_DIRECTIVE_.
Pictures do not belong in the copy; transcribe everything else in the records exactly.

[start]

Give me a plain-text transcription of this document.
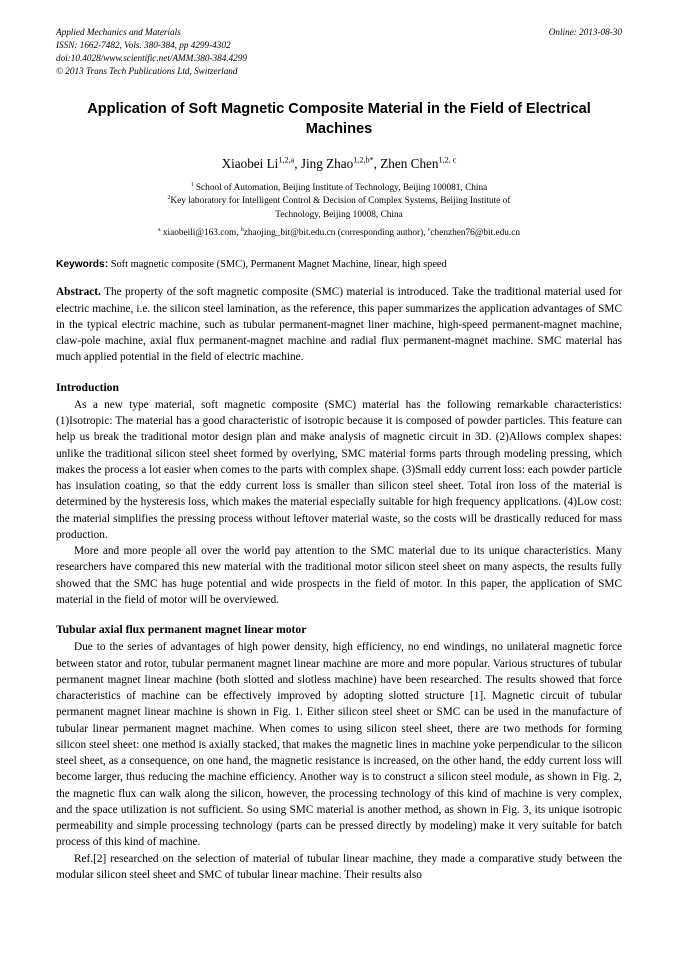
Applied Mechanics and Materials
ISSN: 1662-7482, Vols. 380-384, pp 4299-4302
doi:10.4028/www.scientific.net/AMM.380-384.4299
© 2013 Trans Tech Publications Ltd, Switzerland
Online: 2013-08-30
Application of Soft Magnetic Composite Material in the Field of Electrical Machines
Xiaobei Li$^{1,2,a}$, Jing Zhao$^{1,2,b*}$, Zhen Chen$^{1,2, c}$
$^1$ School of Automation, Beijing Institute of Technology, Beijing 100081, China
$^2$Key laboratory for Intelligent Control & Decision of Complex Systems, Beijing Institute of
Technology, Beijing 10008, China
$^a$ xiaobeili@163.com, $^b$zhaojing_bit@bit.edu.cn (corresponding author), $^c$chenzhen76@bit.edu.cn
Keywords: Soft magnetic composite (SMC), Permanent Magnet Machine, linear, high speed
Abstract. The property of the soft magnetic composite (SMC) material is introduced. Take the traditional material used for electric machine, i.e. the silicon steel lamination, as the reference, this paper summarizes the application advantages of SMC in the typical electric machine, such as tubular permanent-magnet liner machine, high-speed permanent-magnet machine, claw-pole machine, axial flux permanent-magnet machine and radial flux permanent-magnet machine. SMC material has much applied potential in the field of electric machine.
Introduction

As a new type material, soft magnetic composite (SMC) material has the following remarkable characteristics: (1)Isotropic: The material has a good characteristic of isotropic because it is composed of powder particles. This feature can help us break the traditional motor design plan and make analysis of magnetic circuit in 3D. (2)Allows complex shapes: unlike the traditional silicon steel sheet formed by overlying, SMC material forms parts through modeling pressing, which makes the process a lot easier when comes to the parts with complex shape. (3)Small eddy current loss: each powder particle has insulation coating, so that the eddy current loss is smaller than silicon steel sheet. Total iron loss of the material is determined by the hysteresis loss, which makes the material especially suitable for high frequency applications. (4)Low cost: the material simplifies the pressing process without leftover material waste, so the costs will be drastically reduced for mass production.

More and more people all over the world pay attention to the SMC material due to its unique characteristics. Many researchers have compared this new material with the traditional motor silicon steel sheet on many aspects, the results fully showed that the SMC has huge potential and wide prospects in the field of motor. In this paper, the application of SMC material in the field of motor will be overviewed.

Tubular axial flux permanent magnet linear motor

Due to the series of advantages of high power density, high efficiency, no end windings, no unilateral magnetic force between stator and rotor, tubular permanent magnet linear machine are more and more popular. Various structures of tubular permanent magnet linear machine (both slotted and slotless machine) have been researched. The results showed that force characteristics of machine can be effectively improved by adopting slotted structure [1]. Magnetic circuit of tubular permanent magnet linear machine is shown in Fig. 1. Either silicon steel sheet or SMC can be used in the manufacture of tubular linear permanent magnet machine. When comes to using silicon steel sheet, there are two methods for forming silicon steel sheet: one method is axially stacked, that makes the magnetic lines in machine yoke perpendicular to the silicon steel sheet, as a consequence, on one hand, the magnetic resistance is increased, on the other hand, the eddy current loss will become larger, thus reducing the machine efficiency. Another way is to construct a silicon steel module, as shown in Fig. 2, the magnetic flux can walk along the silicon, however, the processing technology of this kind of machine is very complex, and the space utilization is not sufficient. So using SMC material is another method, as shown in Fig. 3, its unique isotropic permeability and simple processing technology (parts can be pressed directly by modeling) make it very suitable for batch process of this kind of machine.

Ref.[2] researched on the selection of material of tubular linear machine, they made a comparative study between the modular silicon steel sheet and SMC of tubular linear machine. Their results also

[end]

_RESPONSE TO THIS EXERCISE_.
Give me a plain-text transcription of this document.
Applied Mechanics and Materials
ISSN: 1662-7482, Vols. 380-384, pp 4299-4302
doi:10.4028/www.scientific.net/AMM.380-384.4299
© 2013 Trans Tech Publications Ltd, Switzerland
Online: 2013-08-30
Application of Soft Magnetic Composite Material in the Field of Electrical Machines
Xiaobei Li$^{1,2,a}$, Jing Zhao$^{1,2,b*}$, Zhen Chen$^{1,2, c}$
$^1$ School of Automation, Beijing Institute of Technology, Beijing 100081, China
$^2$Key laboratory for Intelligent Control & Decision of Complex Systems, Beijing Institute of
Technology, Beijing 10008, China
$^a$ xiaobeili@163.com, $^b$zhaojing_bit@bit.edu.cn (corresponding author), $^c$chenzhen76@bit.edu.cn
Keywords: Soft magnetic composite (SMC), Permanent Magnet Machine, linear, high speed
Abstract. The property of the soft magnetic composite (SMC) material is introduced. Take the traditional material used for electric machine, i.e. the silicon steel lamination, as the reference, this paper summarizes the application advantages of SMC in the typical electric machine, such as tubular permanent-magnet liner machine, high-speed permanent-magnet machine, claw-pole machine, axial flux permanent-magnet machine and radial flux permanent-magnet machine. SMC material has much applied potential in the field of electric machine.
Introduction

As a new type material, soft magnetic composite (SMC) material has the following remarkable characteristics: (1)Isotropic: The material has a good characteristic of isotropic because it is composed of powder particles. This feature can help us break the traditional motor design plan and make analysis of magnetic circuit in 3D. (2)Allows complex shapes: unlike the traditional silicon steel sheet formed by overlying, SMC material forms parts through modeling pressing, which makes the process a lot easier when comes to the parts with complex shape. (3)Small eddy current loss: each powder particle has insulation coating, so that the eddy current loss is smaller than silicon steel sheet. Total iron loss of the material is determined by the hysteresis loss, which makes the material especially suitable for high frequency applications. (4)Low cost: the material simplifies the pressing process without leftover material waste, so the costs will be drastically reduced for mass production.

More and more people all over the world pay attention to the SMC material due to its unique characteristics. Many researchers have compared this new material with the traditional motor silicon steel sheet on many aspects, the results fully showed that the SMC has huge potential and wide prospects in the field of motor. In this paper, the application of SMC material in the field of motor will be overviewed.

Tubular axial flux permanent magnet linear motor

Due to the series of advantages of high power density, high efficiency, no end windings, no unilateral magnetic force between stator and rotor, tubular permanent magnet linear machine are more and more popular. Various structures of tubular permanent magnet linear machine (both slotted and slotless machine) have been researched. The results showed that force characteristics of machine can be effectively improved by adopting slotted structure [1]. Magnetic circuit of tubular permanent magnet linear machine is shown in Fig. 1. Either silicon steel sheet or SMC can be used in the manufacture of tubular linear permanent magnet machine. When comes to using silicon steel sheet, there are two methods for forming silicon steel sheet: one method is axially stacked, that makes the magnetic lines in machine yoke perpendicular to the silicon steel sheet, as a consequence, on one hand, the magnetic resistance is increased, on the other hand, the eddy current loss will become larger, thus reducing the machine efficiency. Another way is to construct a silicon steel module, as shown in Fig. 2, the magnetic flux can walk along the silicon, however, the processing technology of this kind of machine is very complex, and the space utilization is not sufficient. So using SMC material is another method, as shown in Fig. 3, its unique isotropic permeability and simple processing technology (parts can be pressed directly by modeling) make it very suitable for batch process of this kind of machine.

Ref.[2] researched on the selection of material of tubular linear machine, they made a comparative study between the modular silicon steel sheet and SMC of tubular linear machine. Their results also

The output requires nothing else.